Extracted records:

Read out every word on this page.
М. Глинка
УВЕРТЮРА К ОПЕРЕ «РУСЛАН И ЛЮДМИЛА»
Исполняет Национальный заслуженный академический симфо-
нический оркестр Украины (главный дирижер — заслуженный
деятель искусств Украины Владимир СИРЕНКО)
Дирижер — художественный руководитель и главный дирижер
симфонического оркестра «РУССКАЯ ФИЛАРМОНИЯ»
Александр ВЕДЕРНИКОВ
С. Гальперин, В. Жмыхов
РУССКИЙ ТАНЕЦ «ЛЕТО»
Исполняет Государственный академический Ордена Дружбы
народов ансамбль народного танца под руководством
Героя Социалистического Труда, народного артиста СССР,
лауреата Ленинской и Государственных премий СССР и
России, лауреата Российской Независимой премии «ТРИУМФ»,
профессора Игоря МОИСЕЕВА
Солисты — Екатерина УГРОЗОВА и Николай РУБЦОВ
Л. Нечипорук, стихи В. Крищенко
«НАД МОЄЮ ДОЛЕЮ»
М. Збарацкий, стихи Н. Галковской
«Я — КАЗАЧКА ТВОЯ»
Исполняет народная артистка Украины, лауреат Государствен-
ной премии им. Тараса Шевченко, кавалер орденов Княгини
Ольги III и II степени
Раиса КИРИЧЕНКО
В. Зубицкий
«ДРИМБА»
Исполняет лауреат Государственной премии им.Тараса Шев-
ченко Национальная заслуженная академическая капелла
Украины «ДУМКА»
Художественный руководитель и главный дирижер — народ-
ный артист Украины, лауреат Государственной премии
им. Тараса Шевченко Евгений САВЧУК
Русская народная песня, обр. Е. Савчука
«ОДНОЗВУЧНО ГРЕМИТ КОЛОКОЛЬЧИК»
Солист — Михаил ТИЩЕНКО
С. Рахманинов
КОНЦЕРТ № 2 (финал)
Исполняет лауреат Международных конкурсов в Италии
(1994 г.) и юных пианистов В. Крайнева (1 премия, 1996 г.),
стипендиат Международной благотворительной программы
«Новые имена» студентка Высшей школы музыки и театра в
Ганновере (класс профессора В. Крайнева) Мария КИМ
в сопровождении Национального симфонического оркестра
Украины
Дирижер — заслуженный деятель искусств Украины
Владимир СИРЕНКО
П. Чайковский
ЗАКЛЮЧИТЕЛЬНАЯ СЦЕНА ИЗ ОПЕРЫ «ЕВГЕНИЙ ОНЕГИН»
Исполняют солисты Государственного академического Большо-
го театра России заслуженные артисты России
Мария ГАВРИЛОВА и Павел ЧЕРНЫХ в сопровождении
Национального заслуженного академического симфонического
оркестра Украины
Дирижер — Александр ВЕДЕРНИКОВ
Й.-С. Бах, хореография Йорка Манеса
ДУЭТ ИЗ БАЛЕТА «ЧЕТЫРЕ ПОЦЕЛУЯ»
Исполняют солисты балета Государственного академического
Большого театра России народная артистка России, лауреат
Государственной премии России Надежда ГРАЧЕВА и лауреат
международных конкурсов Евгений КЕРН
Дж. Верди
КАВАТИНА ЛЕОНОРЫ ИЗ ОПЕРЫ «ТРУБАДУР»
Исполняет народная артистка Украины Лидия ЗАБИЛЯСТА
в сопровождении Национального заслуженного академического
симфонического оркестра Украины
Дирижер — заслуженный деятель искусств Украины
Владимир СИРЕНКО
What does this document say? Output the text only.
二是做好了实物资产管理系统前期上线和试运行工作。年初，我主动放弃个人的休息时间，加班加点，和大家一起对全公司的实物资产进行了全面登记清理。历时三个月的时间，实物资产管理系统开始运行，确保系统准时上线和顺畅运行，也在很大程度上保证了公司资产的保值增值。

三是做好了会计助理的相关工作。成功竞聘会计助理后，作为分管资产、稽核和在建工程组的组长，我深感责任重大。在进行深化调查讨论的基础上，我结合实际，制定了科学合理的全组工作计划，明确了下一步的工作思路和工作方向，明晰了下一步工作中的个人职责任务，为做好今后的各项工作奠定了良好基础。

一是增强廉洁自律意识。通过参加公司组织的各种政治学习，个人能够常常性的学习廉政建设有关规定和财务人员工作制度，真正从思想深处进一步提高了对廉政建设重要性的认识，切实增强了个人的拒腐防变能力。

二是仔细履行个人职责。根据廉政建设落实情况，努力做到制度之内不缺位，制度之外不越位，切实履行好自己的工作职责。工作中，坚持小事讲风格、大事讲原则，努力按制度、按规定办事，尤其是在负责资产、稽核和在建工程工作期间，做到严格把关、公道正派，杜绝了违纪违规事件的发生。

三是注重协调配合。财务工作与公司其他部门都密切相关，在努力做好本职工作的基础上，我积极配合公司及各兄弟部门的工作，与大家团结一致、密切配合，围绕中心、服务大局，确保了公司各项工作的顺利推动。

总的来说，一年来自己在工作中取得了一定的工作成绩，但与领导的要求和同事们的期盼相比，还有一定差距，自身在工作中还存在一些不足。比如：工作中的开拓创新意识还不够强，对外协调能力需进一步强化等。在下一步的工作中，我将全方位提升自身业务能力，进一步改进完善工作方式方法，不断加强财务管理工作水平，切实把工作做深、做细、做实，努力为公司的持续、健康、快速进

▶ [Stated exercise] Report all lines of the data that include the word "оркестра".

▶ [Output of the exercise]
симфонического оркестра «РУССКАЯ ФИЛАРМОНИЯ»
в сопровождении Национального симфонического оркестра
оркестра Украины
симфонического оркестра Украины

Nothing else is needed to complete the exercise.